The records are to be restated in their entirety, word for word.

------------------------------------------------------------------------

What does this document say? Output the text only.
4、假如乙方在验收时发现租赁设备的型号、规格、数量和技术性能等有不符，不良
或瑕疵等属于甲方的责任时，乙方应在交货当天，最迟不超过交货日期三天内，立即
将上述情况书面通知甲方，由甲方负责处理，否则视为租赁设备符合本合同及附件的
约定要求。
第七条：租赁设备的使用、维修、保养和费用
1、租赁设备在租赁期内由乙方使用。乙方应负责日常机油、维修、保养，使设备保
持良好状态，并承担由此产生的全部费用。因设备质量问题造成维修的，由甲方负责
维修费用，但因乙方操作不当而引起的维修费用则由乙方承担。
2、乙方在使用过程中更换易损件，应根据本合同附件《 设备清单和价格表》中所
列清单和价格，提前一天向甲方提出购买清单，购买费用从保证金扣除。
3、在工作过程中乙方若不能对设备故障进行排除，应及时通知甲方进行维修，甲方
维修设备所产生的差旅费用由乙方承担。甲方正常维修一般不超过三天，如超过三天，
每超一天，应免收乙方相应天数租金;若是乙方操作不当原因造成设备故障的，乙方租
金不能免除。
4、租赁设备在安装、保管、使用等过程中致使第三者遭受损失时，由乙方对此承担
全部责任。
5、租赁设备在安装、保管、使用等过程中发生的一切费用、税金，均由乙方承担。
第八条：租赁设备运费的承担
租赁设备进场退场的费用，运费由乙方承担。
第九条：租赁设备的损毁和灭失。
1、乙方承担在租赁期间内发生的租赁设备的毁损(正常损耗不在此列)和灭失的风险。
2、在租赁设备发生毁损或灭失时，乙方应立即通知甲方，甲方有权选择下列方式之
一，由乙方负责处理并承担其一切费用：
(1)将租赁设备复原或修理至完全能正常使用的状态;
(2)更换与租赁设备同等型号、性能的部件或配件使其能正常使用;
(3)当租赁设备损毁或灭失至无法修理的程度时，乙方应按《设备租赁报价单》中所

------------------------------------------------------------------------

* _Reply_:
What does this document say? Output the text only.
4、假如乙方在验收时发现租赁设备的型号、规格、数量和技术性能等有不符，不良
或瑕疵等属于甲方的责任时，乙方应在交货当天，最迟不超过交货日期三天内，立即
将上述情况书面通知甲方，由甲方负责处理，否则视为租赁设备符合本合同及附件的
约定要求。
第七条：租赁设备的使用、维修、保养和费用
1、租赁设备在租赁期内由乙方使用。乙方应负责日常机油、维修、保养，使设备保
持良好状态，并承担由此产生的全部费用。因设备质量问题造成维修的，由甲方负责
维修费用，但因乙方操作不当而引起的维修费用则由乙方承担。
2、乙方在使用过程中更换易损件，应根据本合同附件《 设备清单和价格表》中所
列清单和价格，提前一天向甲方提出购买清单，购买费用从保证金扣除。
3、在工作过程中乙方若不能对设备故障进行排除，应及时通知甲方进行维修，甲方
维修设备所产生的差旅费用由乙方承担。甲方正常维修一般不超过三天，如超过三天，
每超一天，应免收乙方相应天数租金;若是乙方操作不当原因造成设备故障的，乙方租
金不能免除。
4、租赁设备在安装、保管、使用等过程中致使第三者遭受损失时，由乙方对此承担
全部责任。
5、租赁设备在安装、保管、使用等过程中发生的一切费用、税金，均由乙方承担。
第八条：租赁设备运费的承担
租赁设备进场退场的费用，运费由乙方承担。
第九条：租赁设备的损毁和灭失。
1、乙方承担在租赁期间内发生的租赁设备的毁损(正常损耗不在此列)和灭失的风险。
2、在租赁设备发生毁损或灭失时，乙方应立即通知甲方，甲方有权选择下列方式之
一，由乙方负责处理并承担其一切费用：
(1)将租赁设备复原或修理至完全能正常使用的状态;
(2)更换与租赁设备同等型号、性能的部件或配件使其能正常使用;
(3)当租赁设备损毁或灭失至无法修理的程度时，乙方应按《设备租赁报价单》中所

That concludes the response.